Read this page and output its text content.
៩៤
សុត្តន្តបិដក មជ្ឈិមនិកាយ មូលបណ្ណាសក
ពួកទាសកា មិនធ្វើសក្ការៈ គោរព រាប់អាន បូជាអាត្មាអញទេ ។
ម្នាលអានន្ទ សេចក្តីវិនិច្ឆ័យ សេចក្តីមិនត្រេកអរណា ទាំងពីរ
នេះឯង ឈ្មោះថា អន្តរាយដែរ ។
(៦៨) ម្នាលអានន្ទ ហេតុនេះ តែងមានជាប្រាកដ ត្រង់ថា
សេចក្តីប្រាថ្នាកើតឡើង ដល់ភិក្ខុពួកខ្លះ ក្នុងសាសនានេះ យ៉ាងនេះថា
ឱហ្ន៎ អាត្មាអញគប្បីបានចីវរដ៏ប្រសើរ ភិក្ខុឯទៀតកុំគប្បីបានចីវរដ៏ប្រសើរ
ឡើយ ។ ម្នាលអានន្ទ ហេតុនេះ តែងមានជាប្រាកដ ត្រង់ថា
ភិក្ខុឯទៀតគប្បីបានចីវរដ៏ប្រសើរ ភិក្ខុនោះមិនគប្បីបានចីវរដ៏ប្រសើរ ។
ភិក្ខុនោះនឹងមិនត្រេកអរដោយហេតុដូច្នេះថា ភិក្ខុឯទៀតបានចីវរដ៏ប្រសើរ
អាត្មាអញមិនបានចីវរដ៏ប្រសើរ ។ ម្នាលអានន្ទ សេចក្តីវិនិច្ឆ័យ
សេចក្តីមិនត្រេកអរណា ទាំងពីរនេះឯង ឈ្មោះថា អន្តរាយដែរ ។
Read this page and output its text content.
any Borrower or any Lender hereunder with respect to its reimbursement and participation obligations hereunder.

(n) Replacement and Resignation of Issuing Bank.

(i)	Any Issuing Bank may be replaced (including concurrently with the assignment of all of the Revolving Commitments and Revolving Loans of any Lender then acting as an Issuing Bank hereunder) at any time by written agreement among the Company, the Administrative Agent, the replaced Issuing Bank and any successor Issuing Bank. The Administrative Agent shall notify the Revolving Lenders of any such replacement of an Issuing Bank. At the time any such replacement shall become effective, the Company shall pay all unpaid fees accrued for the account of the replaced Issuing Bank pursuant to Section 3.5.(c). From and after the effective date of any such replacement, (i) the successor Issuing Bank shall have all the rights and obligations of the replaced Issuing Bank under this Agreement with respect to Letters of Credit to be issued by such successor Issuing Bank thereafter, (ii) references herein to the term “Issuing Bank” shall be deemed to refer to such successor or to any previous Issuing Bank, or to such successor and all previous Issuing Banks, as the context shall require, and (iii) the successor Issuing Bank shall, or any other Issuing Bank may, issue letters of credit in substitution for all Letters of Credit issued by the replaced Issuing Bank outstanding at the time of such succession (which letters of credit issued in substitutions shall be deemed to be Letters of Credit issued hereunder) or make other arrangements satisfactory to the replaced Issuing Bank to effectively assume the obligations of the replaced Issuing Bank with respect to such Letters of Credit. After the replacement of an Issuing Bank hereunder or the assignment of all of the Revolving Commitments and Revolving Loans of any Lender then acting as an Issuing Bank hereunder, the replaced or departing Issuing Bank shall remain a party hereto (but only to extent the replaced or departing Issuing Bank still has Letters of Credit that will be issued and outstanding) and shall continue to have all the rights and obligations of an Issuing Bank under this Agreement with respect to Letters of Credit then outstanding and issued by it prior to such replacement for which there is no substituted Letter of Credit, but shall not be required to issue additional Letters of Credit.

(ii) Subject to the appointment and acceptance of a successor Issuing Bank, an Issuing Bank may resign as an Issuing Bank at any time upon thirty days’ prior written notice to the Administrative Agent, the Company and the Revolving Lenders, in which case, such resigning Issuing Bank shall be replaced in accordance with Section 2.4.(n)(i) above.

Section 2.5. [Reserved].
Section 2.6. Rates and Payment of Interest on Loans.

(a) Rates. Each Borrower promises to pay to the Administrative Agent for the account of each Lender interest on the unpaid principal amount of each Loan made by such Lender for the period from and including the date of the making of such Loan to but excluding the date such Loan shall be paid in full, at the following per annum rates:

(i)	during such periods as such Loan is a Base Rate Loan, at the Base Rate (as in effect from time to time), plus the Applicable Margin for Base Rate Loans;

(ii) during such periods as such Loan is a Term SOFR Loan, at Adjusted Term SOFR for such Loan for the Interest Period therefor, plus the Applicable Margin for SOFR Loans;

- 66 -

**TASK DESCRIPTION:**
Repeat the data in its entirety, character for character.

**FINISHED ANSWER:**
Read this page and output its text content.
៩៤
សុត្តន្តបិដក មជ្ឈិមនិកាយ មូលបណ្ណាសក
ពួកទាសកា មិនធ្វើសក្ការៈ គោរព រាប់អាន បូជាអាត្មាអញទេ ។
ម្នាលអានន្ទ សេចក្តីវិនិច្ឆ័យ សេចក្តីមិនត្រេកអរណា ទាំងពីរ
នេះឯង ឈ្មោះថា អន្តរាយដែរ ។
(៦៨) ម្នាលអានន្ទ ហេតុនេះ តែងមានជាប្រាកដ ត្រង់ថា
សេចក្តីប្រាថ្នាកើតឡើង ដល់ភិក្ខុពួកខ្លះ ក្នុងសាសនានេះ យ៉ាងនេះថា
ឱហ្ន៎ អាត្មាអញគប្បីបានចីវរដ៏ប្រសើរ ភិក្ខុឯទៀតកុំគប្បីបានចីវរដ៏ប្រសើរ
ឡើយ ។ ម្នាលអានន្ទ ហេតុនេះ តែងមានជាប្រាកដ ត្រង់ថា
ភិក្ខុឯទៀតគប្បីបានចីវរដ៏ប្រសើរ ភិក្ខុនោះមិនគប្បីបានចីវរដ៏ប្រសើរ ។
ភិក្ខុនោះនឹងមិនត្រេកអរដោយហេតុដូច្នេះថា ភិក្ខុឯទៀតបានចីវរដ៏ប្រសើរ
អាត្មាអញមិនបានចីវរដ៏ប្រសើរ ។ ម្នាលអានន្ទ សេចក្តីវិនិច្ឆ័យ
សេចក្តីមិនត្រេកអរណា ទាំងពីរនេះឯង ឈ្មោះថា អន្តរាយដែរ ។
Read this page and output its text content.
any Borrower or any Lender hereunder with respect to its reimbursement and participation obligations hereunder.

(n) Replacement and Resignation of Issuing Bank.

(i)	Any Issuing Bank may be replaced (including concurrently with the assignment of all of the Revolving Commitments and Revolving Loans of any Lender then acting as an Issuing Bank hereunder) at any time by written agreement among the Company, the Administrative Agent, the replaced Issuing Bank and any successor Issuing Bank. The Administrative Agent shall notify the Revolving Lenders of any such replacement of an Issuing Bank. At the time any such replacement shall become effective, the Company shall pay all unpaid fees accrued for the account of the replaced Issuing Bank pursuant to Section 3.5.(c). From and after the effective date of any such replacement, (i) the successor Issuing Bank shall have all the rights and obligations of the replaced Issuing Bank under this Agreement with respect to Letters of Credit to be issued by such successor Issuing Bank thereafter, (ii) references herein to the term “Issuing Bank” shall be deemed to refer to such successor or to any previous Issuing Bank, or to such successor and all previous Issuing Banks, as the context shall require, and (iii) the successor Issuing Bank shall, or any other Issuing Bank may, issue letters of credit in substitution for all Letters of Credit issued by the replaced Issuing Bank outstanding at the time of such succession (which letters of credit issued in substitutions shall be deemed to be Letters of Credit issued hereunder) or make other arrangements satisfactory to the replaced Issuing Bank to effectively assume the obligations of the replaced Issuing Bank with respect to such Letters of Credit. After the replacement of an Issuing Bank hereunder or the assignment of all of the Revolving Commitments and Revolving Loans of any Lender then acting as an Issuing Bank hereunder, the replaced or departing Issuing Bank shall remain a party hereto (but only to extent the replaced or departing Issuing Bank still has Letters of Credit that will be issued and outstanding) and shall continue to have all the rights and obligations of an Issuing Bank under this Agreement with respect to Letters of Credit then outstanding and issued by it prior to such replacement for which there is no substituted Letter of Credit, but shall not be required to issue additional Letters of Credit.

(ii) Subject to the appointment and acceptance of a successor Issuing Bank, an Issuing Bank may resign as an Issuing Bank at any time upon thirty days’ prior written notice to the Administrative Agent, the Company and the Revolving Lenders, in which case, such resigning Issuing Bank shall be replaced in accordance with Section 2.4.(n)(i) above.

Section 2.5. [Reserved].
Section 2.6. Rates and Payment of Interest on Loans.

(a) Rates. Each Borrower promises to pay to the Administrative Agent for the account of each Lender interest on the unpaid principal amount of each Loan made by such Lender for the period from and including the date of the making of such Loan to but excluding the date such Loan shall be paid in full, at the following per annum rates:

(i)	during such periods as such Loan is a Base Rate Loan, at the Base Rate (as in effect from time to time), plus the Applicable Margin for Base Rate Loans;

(ii) during such periods as such Loan is a Term SOFR Loan, at Adjusted Term SOFR for such Loan for the Interest Period therefor, plus the Applicable Margin for SOFR Loans;

- 66 -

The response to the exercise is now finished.